Task
From the data that follows, copy every line holding the string "true".

··········

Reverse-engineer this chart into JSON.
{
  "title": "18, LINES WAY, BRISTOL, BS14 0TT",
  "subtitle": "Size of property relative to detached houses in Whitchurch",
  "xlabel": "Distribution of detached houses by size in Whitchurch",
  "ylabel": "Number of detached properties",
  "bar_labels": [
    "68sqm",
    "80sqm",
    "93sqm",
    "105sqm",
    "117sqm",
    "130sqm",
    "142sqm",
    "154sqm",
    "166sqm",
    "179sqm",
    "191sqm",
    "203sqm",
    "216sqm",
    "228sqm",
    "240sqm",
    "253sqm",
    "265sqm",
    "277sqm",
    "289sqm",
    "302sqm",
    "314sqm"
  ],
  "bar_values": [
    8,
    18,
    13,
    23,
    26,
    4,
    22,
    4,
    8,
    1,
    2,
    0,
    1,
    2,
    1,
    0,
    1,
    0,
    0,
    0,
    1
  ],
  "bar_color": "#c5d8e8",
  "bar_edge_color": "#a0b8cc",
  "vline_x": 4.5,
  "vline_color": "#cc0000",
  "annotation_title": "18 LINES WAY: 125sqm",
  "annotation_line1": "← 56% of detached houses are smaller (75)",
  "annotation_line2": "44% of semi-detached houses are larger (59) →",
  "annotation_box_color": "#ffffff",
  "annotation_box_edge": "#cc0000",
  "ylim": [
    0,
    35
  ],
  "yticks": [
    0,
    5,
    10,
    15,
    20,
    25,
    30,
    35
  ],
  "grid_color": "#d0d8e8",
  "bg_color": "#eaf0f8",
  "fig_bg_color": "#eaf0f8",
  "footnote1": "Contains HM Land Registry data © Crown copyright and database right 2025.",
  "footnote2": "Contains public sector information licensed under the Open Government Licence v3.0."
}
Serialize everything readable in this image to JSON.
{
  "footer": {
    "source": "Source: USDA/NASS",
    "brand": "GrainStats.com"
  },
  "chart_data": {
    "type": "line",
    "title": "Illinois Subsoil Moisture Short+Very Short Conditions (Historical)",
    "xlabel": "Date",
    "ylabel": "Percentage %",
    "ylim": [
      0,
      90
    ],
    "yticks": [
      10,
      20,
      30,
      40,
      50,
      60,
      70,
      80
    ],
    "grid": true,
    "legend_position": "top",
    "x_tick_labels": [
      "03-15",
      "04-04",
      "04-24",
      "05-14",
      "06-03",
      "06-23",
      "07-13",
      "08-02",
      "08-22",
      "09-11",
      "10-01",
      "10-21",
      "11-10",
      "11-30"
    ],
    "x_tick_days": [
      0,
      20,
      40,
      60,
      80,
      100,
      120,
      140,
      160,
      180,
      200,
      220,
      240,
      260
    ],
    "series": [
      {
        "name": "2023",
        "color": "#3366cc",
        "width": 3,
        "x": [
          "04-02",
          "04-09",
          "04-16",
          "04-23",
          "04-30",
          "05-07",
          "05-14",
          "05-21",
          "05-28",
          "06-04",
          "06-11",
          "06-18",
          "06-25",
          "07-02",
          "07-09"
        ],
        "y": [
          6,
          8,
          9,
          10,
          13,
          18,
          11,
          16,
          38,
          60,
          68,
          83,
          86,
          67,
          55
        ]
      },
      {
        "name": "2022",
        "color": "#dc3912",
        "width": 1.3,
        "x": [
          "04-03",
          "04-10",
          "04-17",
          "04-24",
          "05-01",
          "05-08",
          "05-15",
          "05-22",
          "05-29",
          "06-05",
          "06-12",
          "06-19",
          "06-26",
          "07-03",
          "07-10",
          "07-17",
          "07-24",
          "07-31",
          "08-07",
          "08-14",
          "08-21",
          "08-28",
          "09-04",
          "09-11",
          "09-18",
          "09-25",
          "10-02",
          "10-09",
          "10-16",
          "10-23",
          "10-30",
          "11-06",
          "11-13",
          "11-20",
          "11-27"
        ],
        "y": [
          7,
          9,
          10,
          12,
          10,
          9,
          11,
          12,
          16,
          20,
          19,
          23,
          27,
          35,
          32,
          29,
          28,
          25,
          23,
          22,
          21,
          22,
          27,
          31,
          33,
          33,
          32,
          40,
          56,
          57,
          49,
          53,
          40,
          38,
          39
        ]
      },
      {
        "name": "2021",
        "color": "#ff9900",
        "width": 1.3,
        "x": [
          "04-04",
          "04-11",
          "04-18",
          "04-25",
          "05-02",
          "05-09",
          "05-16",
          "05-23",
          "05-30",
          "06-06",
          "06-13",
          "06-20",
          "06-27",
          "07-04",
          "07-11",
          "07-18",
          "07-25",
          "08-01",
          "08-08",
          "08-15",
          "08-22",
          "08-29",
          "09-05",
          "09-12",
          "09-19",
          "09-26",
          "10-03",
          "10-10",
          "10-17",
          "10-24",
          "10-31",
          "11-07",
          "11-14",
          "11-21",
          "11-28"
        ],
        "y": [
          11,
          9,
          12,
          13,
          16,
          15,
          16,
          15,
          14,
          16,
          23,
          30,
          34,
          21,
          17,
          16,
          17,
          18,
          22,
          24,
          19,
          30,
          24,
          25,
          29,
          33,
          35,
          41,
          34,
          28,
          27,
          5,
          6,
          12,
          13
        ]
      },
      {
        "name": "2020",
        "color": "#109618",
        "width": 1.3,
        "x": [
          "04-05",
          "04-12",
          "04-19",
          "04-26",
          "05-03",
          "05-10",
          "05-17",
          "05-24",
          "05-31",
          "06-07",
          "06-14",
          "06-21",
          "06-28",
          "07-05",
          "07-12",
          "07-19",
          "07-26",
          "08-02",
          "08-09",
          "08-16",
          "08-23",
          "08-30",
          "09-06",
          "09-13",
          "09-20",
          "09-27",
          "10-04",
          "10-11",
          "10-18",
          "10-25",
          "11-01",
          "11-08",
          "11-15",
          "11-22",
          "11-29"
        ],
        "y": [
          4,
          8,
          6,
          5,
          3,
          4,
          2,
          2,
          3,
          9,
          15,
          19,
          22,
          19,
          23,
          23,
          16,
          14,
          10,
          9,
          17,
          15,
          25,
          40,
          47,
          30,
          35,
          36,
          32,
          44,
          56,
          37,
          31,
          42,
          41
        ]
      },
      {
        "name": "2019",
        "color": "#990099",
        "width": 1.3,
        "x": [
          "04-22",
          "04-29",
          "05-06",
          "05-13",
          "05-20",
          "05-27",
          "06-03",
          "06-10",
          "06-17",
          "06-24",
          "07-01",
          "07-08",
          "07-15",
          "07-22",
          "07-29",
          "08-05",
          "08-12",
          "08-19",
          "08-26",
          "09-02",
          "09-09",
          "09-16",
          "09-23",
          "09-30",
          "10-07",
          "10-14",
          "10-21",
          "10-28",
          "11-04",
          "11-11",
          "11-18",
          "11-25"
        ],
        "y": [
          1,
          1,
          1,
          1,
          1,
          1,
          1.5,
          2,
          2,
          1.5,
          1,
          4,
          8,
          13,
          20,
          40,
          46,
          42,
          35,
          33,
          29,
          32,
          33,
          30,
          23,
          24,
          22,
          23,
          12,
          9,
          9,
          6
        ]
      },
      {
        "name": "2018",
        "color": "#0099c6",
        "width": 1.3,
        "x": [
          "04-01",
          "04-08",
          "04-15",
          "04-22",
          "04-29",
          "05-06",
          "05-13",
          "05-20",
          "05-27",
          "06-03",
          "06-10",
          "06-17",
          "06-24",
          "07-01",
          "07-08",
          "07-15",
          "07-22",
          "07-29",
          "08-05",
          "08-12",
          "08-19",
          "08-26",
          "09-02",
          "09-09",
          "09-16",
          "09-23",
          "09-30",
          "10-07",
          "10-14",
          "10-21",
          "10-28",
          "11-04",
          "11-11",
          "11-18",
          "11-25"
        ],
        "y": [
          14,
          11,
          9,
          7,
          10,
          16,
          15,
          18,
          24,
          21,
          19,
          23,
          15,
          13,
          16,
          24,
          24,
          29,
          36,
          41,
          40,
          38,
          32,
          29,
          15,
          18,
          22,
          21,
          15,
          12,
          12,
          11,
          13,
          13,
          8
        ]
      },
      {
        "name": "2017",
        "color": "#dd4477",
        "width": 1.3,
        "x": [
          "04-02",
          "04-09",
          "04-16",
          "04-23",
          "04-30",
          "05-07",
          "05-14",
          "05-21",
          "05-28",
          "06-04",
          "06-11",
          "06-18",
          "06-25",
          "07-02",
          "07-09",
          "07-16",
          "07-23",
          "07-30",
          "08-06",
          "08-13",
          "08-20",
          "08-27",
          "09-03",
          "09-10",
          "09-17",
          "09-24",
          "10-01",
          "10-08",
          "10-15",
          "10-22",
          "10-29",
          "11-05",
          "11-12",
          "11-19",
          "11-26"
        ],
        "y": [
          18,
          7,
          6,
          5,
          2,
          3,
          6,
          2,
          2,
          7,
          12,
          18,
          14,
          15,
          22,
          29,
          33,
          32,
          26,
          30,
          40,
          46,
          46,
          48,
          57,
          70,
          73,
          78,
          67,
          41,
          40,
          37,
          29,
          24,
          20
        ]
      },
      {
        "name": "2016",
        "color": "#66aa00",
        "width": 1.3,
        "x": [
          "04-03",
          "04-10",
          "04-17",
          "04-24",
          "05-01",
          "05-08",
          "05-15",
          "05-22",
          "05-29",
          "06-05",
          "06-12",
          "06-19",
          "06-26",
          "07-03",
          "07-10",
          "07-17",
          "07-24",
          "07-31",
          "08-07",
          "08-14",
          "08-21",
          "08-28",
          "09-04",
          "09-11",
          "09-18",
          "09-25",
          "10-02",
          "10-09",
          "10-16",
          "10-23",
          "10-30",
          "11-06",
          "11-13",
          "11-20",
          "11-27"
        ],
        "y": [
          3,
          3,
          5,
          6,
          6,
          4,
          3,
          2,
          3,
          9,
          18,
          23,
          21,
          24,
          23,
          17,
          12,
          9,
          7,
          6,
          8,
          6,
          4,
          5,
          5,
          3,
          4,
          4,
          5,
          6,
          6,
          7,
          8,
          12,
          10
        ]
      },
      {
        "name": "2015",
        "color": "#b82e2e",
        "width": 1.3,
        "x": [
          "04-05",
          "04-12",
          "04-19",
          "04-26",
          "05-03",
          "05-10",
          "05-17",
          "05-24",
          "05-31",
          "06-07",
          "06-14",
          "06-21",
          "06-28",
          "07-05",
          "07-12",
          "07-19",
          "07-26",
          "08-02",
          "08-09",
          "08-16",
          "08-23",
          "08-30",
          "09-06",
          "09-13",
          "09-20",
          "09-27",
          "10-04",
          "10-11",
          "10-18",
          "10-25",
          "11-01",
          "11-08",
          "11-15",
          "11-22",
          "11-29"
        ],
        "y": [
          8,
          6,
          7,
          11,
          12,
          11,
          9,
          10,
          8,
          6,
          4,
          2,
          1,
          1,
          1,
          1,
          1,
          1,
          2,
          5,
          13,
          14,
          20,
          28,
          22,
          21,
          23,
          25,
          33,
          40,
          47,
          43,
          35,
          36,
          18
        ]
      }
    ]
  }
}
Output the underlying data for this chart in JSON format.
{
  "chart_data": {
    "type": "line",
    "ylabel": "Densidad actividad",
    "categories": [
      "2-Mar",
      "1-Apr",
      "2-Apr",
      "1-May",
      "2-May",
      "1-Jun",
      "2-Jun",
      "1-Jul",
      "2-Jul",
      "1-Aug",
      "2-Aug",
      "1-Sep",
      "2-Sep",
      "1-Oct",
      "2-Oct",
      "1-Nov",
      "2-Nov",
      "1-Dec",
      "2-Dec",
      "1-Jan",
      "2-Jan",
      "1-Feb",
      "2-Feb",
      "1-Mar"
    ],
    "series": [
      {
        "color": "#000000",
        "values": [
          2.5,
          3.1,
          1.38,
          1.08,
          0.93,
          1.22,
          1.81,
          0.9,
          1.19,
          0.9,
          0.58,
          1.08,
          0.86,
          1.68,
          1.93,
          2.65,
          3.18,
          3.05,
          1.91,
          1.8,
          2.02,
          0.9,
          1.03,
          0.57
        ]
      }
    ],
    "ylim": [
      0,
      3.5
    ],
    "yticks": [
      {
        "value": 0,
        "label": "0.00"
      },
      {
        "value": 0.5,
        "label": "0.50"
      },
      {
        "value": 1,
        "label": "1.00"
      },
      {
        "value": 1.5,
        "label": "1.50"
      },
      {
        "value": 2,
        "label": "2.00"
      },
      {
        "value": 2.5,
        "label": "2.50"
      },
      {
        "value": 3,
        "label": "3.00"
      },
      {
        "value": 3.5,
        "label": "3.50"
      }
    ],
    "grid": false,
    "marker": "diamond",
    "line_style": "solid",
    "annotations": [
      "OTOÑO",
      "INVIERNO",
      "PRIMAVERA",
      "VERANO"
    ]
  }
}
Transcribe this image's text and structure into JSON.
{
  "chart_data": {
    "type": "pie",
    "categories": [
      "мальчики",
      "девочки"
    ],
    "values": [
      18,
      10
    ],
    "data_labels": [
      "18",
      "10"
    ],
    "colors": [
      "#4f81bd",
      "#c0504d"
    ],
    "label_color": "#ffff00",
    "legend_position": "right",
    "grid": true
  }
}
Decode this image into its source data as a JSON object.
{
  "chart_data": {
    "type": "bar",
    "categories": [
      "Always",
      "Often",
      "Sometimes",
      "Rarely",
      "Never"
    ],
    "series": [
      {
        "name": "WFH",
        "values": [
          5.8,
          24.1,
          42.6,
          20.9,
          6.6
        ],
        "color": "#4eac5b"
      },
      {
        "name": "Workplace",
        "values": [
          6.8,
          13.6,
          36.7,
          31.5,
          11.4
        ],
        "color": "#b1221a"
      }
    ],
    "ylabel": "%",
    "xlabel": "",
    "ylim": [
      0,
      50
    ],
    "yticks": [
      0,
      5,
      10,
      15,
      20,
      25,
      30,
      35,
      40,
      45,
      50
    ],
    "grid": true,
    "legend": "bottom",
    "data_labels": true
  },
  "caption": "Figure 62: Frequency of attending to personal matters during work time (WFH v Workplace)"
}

··········

Written response
    "grid": true,
    "grid": true
    "grid": true,
    "data_labels": true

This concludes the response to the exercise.